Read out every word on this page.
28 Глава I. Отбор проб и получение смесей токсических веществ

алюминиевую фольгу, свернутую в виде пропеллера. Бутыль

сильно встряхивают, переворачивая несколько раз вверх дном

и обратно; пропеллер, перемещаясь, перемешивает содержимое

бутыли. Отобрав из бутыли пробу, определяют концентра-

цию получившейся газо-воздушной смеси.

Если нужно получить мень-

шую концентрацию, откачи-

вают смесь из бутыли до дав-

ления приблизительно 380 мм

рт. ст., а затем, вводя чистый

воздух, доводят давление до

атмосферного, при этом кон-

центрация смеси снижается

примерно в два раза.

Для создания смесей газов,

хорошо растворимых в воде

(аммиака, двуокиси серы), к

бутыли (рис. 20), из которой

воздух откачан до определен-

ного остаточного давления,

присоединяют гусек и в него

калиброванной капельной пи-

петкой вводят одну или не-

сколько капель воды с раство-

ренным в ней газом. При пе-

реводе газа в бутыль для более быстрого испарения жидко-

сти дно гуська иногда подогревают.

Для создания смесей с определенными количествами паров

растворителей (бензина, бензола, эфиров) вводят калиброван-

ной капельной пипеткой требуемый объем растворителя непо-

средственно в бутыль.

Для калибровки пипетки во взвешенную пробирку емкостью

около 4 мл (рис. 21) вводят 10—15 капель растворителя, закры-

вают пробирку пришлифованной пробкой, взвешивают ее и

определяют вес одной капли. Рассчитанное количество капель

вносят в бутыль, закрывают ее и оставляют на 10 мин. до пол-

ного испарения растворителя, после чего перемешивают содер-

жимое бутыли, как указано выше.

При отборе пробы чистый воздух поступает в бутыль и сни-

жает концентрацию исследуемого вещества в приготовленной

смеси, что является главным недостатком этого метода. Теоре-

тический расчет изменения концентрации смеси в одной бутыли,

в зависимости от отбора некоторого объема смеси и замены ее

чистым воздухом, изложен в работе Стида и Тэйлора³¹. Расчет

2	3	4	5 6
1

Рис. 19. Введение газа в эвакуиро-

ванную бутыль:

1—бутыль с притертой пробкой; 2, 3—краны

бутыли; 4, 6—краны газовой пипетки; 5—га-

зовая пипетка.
== == ==
■ GOAL: Extract the data exactly as given.

■ ANSWER TO THIS EXERCISE:
Read out every word on this page.
28 Глава I. Отбор проб и получение смесей токсических веществ

алюминиевую фольгу, свернутую в виде пропеллера. Бутыль

сильно встряхивают, переворачивая несколько раз вверх дном

и обратно; пропеллер, перемещаясь, перемешивает содержимое

бутыли. Отобрав из бутыли пробу, определяют концентра-

цию получившейся газо-воздушной смеси.

Если нужно получить мень-

шую концентрацию, откачи-

вают смесь из бутыли до дав-

ления приблизительно 380 мм

рт. ст., а затем, вводя чистый

воздух, доводят давление до

атмосферного, при этом кон-

центрация смеси снижается

примерно в два раза.

Для создания смесей газов,

хорошо растворимых в воде

(аммиака, двуокиси серы), к

бутыли (рис. 20), из которой

воздух откачан до определен-

ного остаточного давления,

присоединяют гусек и в него

калиброванной капельной пи-

петкой вводят одну или не-

сколько капель воды с раство-

ренным в ней газом. При пе-

реводе газа в бутыль для более быстрого испарения жидко-

сти дно гуська иногда подогревают.

Для создания смесей с определенными количествами паров

растворителей (бензина, бензола, эфиров) вводят калиброван-

ной капельной пипеткой требуемый объем растворителя непо-

средственно в бутыль.

Для калибровки пипетки во взвешенную пробирку емкостью

около 4 мл (рис. 21) вводят 10—15 капель растворителя, закры-

вают пробирку пришлифованной пробкой, взвешивают ее и

определяют вес одной капли. Рассчитанное количество капель

вносят в бутыль, закрывают ее и оставляют на 10 мин. до пол-

ного испарения растворителя, после чего перемешивают содер-

жимое бутыли, как указано выше.

При отборе пробы чистый воздух поступает в бутыль и сни-

жает концентрацию исследуемого вещества в приготовленной

смеси, что является главным недостатком этого метода. Теоре-

тический расчет изменения концентрации смеси в одной бутыли,

в зависимости от отбора некоторого объема смеси и замены ее

чистым воздухом, изложен в работе Стида и Тэйлора³¹. Расчет

2	3	4	5 6
1

Рис. 19. Введение газа в эвакуиро-

ванную бутыль:

1—бутыль с притертой пробкой; 2, 3—краны

бутыли; 4, 6—краны газовой пипетки; 5—га-

зовая пипетка.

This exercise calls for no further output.